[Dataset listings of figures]
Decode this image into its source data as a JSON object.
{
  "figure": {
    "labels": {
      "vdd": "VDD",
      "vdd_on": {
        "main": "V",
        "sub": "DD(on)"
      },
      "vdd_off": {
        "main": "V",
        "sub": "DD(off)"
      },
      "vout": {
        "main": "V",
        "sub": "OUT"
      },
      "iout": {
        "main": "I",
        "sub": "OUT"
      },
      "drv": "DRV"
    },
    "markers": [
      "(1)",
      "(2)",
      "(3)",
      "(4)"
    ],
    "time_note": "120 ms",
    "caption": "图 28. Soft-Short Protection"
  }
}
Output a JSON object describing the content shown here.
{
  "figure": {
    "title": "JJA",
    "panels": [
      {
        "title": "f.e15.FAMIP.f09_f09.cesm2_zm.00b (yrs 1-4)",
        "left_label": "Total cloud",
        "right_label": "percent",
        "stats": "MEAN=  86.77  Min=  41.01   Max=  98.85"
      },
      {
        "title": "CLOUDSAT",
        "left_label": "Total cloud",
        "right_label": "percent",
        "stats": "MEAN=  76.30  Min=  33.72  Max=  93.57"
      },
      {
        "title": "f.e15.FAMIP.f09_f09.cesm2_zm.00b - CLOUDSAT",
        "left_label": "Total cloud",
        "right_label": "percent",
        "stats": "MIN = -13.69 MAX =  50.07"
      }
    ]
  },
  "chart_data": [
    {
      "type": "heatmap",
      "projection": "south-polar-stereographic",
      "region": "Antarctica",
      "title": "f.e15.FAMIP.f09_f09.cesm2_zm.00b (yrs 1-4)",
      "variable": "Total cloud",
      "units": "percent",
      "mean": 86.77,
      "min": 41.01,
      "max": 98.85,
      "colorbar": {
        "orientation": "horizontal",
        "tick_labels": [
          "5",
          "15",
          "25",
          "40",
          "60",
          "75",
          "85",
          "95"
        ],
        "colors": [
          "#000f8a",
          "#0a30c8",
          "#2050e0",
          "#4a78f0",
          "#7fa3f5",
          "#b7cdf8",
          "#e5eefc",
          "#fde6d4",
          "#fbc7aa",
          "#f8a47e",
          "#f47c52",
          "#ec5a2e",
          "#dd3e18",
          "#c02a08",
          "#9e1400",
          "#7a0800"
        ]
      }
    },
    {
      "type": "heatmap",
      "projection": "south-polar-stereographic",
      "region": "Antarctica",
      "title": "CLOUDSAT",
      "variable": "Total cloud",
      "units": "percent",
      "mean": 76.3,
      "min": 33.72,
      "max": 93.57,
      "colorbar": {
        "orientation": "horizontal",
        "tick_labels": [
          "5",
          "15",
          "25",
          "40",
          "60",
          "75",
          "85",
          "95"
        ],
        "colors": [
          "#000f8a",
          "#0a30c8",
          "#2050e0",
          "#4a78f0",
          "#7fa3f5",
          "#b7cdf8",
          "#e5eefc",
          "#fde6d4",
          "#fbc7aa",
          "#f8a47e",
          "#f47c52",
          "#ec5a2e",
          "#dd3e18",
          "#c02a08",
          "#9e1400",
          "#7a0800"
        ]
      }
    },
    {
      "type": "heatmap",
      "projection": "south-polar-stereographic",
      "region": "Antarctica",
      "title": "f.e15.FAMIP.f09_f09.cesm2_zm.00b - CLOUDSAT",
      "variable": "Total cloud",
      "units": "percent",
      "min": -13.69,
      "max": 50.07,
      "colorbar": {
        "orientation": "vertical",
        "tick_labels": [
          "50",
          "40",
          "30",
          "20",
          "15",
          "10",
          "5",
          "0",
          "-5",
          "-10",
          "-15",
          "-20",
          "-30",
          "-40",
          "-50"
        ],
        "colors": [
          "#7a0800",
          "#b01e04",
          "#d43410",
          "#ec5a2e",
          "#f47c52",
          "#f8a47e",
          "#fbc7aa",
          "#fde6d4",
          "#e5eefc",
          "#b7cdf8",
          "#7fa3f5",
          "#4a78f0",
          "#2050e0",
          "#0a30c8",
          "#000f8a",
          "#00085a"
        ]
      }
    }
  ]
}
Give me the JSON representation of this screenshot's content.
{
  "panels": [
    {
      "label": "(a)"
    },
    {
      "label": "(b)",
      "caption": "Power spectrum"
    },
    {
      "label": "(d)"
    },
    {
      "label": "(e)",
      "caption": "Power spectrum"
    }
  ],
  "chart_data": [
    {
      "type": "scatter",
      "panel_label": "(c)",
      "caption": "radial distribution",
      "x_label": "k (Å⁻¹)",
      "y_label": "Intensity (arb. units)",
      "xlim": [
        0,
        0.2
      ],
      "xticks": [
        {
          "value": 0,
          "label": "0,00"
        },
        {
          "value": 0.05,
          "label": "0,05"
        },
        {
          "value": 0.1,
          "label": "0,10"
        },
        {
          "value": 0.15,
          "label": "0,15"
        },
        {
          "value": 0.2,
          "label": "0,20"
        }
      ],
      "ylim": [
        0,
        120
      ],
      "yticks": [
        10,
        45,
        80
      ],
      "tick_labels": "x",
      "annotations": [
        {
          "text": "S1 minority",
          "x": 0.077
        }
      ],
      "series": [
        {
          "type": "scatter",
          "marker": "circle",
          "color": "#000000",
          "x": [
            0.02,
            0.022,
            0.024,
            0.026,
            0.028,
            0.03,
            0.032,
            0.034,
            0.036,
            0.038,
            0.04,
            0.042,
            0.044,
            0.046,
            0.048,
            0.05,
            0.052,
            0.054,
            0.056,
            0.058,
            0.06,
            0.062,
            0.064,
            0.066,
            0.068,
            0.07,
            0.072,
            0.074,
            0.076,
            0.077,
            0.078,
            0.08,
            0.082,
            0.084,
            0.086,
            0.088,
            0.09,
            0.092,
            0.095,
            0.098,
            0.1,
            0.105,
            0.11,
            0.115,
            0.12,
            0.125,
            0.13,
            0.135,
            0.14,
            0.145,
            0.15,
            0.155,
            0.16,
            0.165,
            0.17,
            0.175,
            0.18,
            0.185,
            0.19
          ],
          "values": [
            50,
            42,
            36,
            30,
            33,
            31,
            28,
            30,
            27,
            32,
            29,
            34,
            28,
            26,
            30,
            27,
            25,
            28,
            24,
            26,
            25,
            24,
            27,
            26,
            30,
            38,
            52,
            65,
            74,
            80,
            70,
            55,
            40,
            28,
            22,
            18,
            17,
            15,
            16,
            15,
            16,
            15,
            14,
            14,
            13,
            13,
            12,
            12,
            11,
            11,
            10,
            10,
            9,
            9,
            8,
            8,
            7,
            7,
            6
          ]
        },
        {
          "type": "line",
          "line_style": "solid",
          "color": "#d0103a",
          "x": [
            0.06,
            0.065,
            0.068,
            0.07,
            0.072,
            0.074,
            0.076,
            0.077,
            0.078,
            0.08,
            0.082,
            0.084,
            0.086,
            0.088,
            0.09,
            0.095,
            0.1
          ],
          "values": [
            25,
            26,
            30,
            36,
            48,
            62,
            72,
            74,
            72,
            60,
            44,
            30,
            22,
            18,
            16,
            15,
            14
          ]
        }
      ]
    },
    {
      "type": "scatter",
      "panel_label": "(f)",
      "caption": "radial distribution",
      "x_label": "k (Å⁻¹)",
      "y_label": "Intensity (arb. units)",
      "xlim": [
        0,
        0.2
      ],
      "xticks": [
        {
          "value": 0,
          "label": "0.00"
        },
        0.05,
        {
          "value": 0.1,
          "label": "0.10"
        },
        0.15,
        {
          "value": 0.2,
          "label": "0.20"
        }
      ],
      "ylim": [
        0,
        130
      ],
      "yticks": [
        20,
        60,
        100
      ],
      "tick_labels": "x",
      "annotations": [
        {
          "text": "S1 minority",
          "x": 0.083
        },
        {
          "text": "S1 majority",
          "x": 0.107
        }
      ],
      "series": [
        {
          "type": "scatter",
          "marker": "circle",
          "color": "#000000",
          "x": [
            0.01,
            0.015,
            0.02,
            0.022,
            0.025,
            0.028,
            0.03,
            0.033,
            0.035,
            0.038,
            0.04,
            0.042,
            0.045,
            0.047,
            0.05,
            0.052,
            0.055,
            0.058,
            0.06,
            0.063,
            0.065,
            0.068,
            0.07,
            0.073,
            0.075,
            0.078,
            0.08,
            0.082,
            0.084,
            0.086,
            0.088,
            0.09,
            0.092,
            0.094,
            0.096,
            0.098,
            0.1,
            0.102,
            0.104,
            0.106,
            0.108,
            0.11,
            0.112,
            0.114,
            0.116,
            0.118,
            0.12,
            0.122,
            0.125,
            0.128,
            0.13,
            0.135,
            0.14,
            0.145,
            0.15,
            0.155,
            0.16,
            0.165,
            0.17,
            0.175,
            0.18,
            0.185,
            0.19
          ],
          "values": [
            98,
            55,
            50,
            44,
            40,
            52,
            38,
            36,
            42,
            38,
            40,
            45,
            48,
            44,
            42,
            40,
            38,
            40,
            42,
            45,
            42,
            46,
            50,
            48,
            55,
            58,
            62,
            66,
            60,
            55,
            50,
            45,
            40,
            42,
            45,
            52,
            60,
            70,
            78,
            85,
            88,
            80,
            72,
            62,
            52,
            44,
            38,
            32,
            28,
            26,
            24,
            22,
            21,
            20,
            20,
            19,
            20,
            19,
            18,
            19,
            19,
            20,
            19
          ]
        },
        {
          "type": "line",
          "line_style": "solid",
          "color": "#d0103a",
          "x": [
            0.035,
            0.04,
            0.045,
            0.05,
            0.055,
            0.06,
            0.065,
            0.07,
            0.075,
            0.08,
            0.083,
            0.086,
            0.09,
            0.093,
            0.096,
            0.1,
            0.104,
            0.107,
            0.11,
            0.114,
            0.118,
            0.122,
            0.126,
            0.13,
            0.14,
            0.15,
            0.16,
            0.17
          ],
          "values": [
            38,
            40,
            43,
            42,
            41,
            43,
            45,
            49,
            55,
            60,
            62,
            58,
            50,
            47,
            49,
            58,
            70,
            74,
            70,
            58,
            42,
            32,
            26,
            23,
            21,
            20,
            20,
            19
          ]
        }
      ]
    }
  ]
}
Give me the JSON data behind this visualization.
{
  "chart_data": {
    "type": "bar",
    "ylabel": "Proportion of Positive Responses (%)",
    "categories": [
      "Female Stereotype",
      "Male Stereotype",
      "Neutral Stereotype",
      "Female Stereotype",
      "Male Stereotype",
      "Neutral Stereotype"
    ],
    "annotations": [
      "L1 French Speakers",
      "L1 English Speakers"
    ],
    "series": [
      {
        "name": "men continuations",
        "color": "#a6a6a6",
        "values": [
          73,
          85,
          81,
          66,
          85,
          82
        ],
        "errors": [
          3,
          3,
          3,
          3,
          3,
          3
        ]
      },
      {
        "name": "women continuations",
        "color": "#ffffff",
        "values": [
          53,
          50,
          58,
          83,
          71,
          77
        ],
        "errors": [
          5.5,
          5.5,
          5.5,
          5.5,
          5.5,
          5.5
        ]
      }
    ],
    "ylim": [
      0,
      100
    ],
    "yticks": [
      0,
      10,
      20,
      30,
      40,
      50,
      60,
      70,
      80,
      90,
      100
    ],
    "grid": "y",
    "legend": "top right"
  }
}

**EXERCISE PROMPT:** Give back exactly the lines beginning at the one with "Give me the JSON data" and ending at the final line of the material; both boundary lines belong in it.

**SOLUTION:**
Give me the JSON data behind this visualization.
{
  "chart_data": {
    "type": "bar",
    "ylabel": "Proportion of Positive Responses (%)",
    "categories": [
      "Female Stereotype",
      "Male Stereotype",
      "Neutral Stereotype",
      "Female Stereotype",
      "Male Stereotype",
      "Neutral Stereotype"
    ],
    "annotations": [
      "L1 French Speakers",
      "L1 English Speakers"
    ],
    "series": [
      {
        "name": "men continuations",
        "color": "#a6a6a6",
        "values": [
          73,
          85,
          81,
          66,
          85,
          82
        ],
        "errors": [
          3,
          3,
          3,
          3,
          3,
          3
        ]
      },
      {
        "name": "women continuations",
        "color": "#ffffff",
        "values": [
          53,
          50,
          58,
          83,
          71,
          77
        ],
        "errors": [
          5.5,
          5.5,
          5.5,
          5.5,
          5.5,
          5.5
        ]
      }
    ],
    "ylim": [
      0,
      100
    ],
    "yticks": [
      0,
      10,
      20,
      30,
      40,
      50,
      60,
      70,
      80,
      90,
      100
    ],
    "grid": "y",
    "legend": "top right"
  }
}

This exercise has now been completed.